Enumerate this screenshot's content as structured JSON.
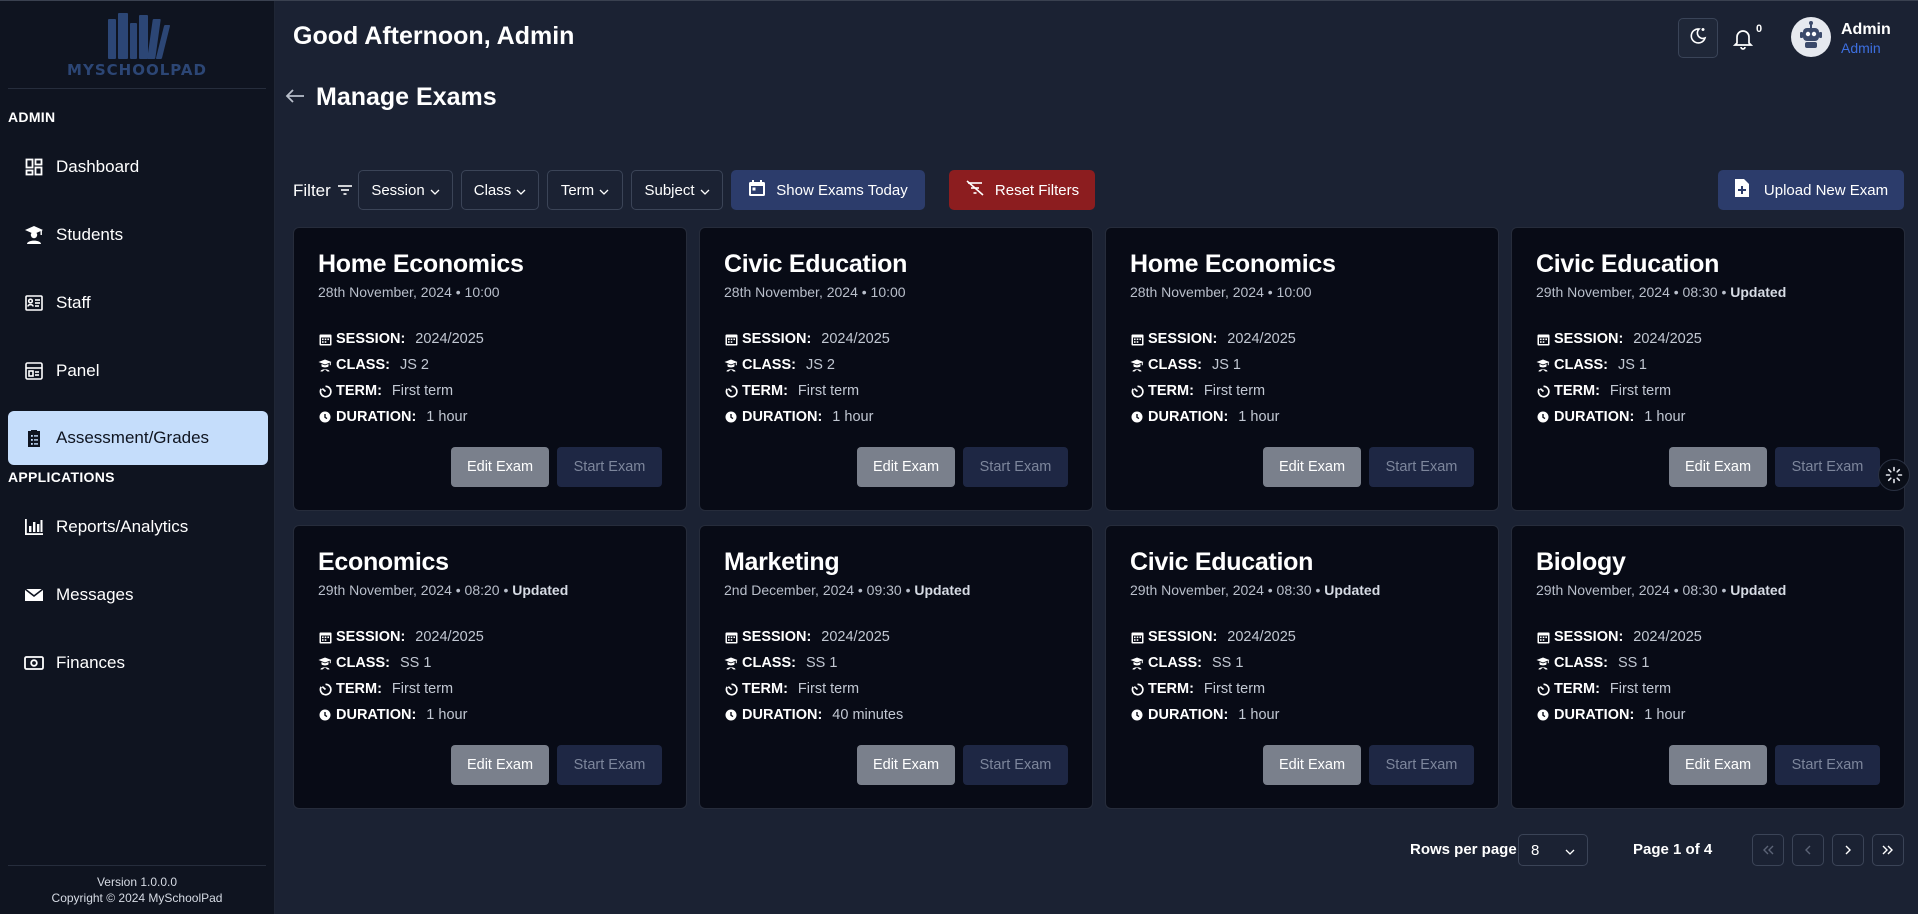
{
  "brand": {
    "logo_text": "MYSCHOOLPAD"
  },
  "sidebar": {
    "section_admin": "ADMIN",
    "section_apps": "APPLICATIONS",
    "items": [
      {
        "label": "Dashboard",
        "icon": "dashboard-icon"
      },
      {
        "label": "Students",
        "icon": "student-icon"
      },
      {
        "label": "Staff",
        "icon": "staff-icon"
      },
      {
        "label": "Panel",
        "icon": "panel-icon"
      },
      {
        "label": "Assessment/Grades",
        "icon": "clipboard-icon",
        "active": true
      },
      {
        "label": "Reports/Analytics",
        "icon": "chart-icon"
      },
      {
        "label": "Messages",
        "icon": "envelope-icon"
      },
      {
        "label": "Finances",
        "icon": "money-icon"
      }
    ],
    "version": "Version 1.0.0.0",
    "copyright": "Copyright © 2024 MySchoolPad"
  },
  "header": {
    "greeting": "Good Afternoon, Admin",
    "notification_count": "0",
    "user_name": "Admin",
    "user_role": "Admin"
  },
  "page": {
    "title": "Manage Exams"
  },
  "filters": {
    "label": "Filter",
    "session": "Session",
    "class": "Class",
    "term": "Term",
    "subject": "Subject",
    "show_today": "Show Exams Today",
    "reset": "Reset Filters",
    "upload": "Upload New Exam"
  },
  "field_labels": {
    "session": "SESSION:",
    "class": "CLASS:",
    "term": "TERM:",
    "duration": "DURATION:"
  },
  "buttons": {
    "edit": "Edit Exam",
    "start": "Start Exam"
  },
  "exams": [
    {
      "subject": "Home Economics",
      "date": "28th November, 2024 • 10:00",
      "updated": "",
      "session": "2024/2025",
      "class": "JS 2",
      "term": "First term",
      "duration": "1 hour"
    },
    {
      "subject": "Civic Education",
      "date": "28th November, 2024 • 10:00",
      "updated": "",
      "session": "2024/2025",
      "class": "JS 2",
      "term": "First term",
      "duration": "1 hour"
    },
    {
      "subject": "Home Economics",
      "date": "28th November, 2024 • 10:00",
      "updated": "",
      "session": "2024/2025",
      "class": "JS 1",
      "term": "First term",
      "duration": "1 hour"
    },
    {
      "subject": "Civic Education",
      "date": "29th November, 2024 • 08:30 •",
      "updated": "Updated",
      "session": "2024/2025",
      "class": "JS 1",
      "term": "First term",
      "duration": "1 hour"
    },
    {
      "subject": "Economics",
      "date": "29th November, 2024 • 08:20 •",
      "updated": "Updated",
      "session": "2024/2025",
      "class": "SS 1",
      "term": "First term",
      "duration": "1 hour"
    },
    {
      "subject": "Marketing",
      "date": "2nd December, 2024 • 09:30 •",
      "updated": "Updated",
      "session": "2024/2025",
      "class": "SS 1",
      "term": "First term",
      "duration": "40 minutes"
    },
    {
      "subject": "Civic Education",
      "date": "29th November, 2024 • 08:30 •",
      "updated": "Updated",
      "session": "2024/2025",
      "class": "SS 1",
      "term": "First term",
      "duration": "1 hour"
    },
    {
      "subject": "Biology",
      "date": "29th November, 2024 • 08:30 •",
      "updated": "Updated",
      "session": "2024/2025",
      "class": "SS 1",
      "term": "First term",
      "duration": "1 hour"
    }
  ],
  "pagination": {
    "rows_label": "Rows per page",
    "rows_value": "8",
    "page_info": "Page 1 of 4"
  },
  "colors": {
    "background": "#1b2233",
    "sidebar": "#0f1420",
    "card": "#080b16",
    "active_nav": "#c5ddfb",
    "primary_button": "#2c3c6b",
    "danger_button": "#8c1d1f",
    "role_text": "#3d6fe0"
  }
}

------------------------------

Problem
Leave out the pictures and return every record word for word.

Solved problem
Enumerate this screenshot's content as structured JSON.
{
  "brand": {
    "logo_text": "MYSCHOOLPAD"
  },
  "sidebar": {
    "section_admin": "ADMIN",
    "section_apps": "APPLICATIONS",
    "items": [
      {
        "label": "Dashboard",
        "icon": "dashboard-icon"
      },
      {
        "label": "Students",
        "icon": "student-icon"
      },
      {
        "label": "Staff",
        "icon": "staff-icon"
      },
      {
        "label": "Panel",
        "icon": "panel-icon"
      },
      {
        "label": "Assessment/Grades",
        "icon": "clipboard-icon",
        "active": true
      },
      {
        "label": "Reports/Analytics",
        "icon": "chart-icon"
      },
      {
        "label": "Messages",
        "icon": "envelope-icon"
      },
      {
        "label": "Finances",
        "icon": "money-icon"
      }
    ],
    "version": "Version 1.0.0.0",
    "copyright": "Copyright © 2024 MySchoolPad"
  },
  "header": {
    "greeting": "Good Afternoon, Admin",
    "notification_count": "0",
    "user_name": "Admin",
    "user_role": "Admin"
  },
  "page": {
    "title": "Manage Exams"
  },
  "filters": {
    "label": "Filter",
    "session": "Session",
    "class": "Class",
    "term": "Term",
    "subject": "Subject",
    "show_today": "Show Exams Today",
    "reset": "Reset Filters",
    "upload": "Upload New Exam"
  },
  "field_labels": {
    "session": "SESSION:",
    "class": "CLASS:",
    "term": "TERM:",
    "duration": "DURATION:"
  },
  "buttons": {
    "edit": "Edit Exam",
    "start": "Start Exam"
  },
  "exams": [
    {
      "subject": "Home Economics",
      "date": "28th November, 2024 • 10:00",
      "updated": "",
      "session": "2024/2025",
      "class": "JS 2",
      "term": "First term",
      "duration": "1 hour"
    },
    {
      "subject": "Civic Education",
      "date": "28th November, 2024 • 10:00",
      "updated": "",
      "session": "2024/2025",
      "class": "JS 2",
      "term": "First term",
      "duration": "1 hour"
    },
    {
      "subject": "Home Economics",
      "date": "28th November, 2024 • 10:00",
      "updated": "",
      "session": "2024/2025",
      "class": "JS 1",
      "term": "First term",
      "duration": "1 hour"
    },
    {
      "subject": "Civic Education",
      "date": "29th November, 2024 • 08:30 •",
      "updated": "Updated",
      "session": "2024/2025",
      "class": "JS 1",
      "term": "First term",
      "duration": "1 hour"
    },
    {
      "subject": "Economics",
      "date": "29th November, 2024 • 08:20 •",
      "updated": "Updated",
      "session": "2024/2025",
      "class": "SS 1",
      "term": "First term",
      "duration": "1 hour"
    },
    {
      "subject": "Marketing",
      "date": "2nd December, 2024 • 09:30 •",
      "updated": "Updated",
      "session": "2024/2025",
      "class": "SS 1",
      "term": "First term",
      "duration": "40 minutes"
    },
    {
      "subject": "Civic Education",
      "date": "29th November, 2024 • 08:30 •",
      "updated": "Updated",
      "session": "2024/2025",
      "class": "SS 1",
      "term": "First term",
      "duration": "1 hour"
    },
    {
      "subject": "Biology",
      "date": "29th November, 2024 • 08:30 •",
      "updated": "Updated",
      "session": "2024/2025",
      "class": "SS 1",
      "term": "First term",
      "duration": "1 hour"
    }
  ],
  "pagination": {
    "rows_label": "Rows per page",
    "rows_value": "8",
    "page_info": "Page 1 of 4"
  },
  "colors": {
    "background": "#1b2233",
    "sidebar": "#0f1420",
    "card": "#080b16",
    "active_nav": "#c5ddfb",
    "primary_button": "#2c3c6b",
    "danger_button": "#8c1d1f",
    "role_text": "#3d6fe0"
  }
}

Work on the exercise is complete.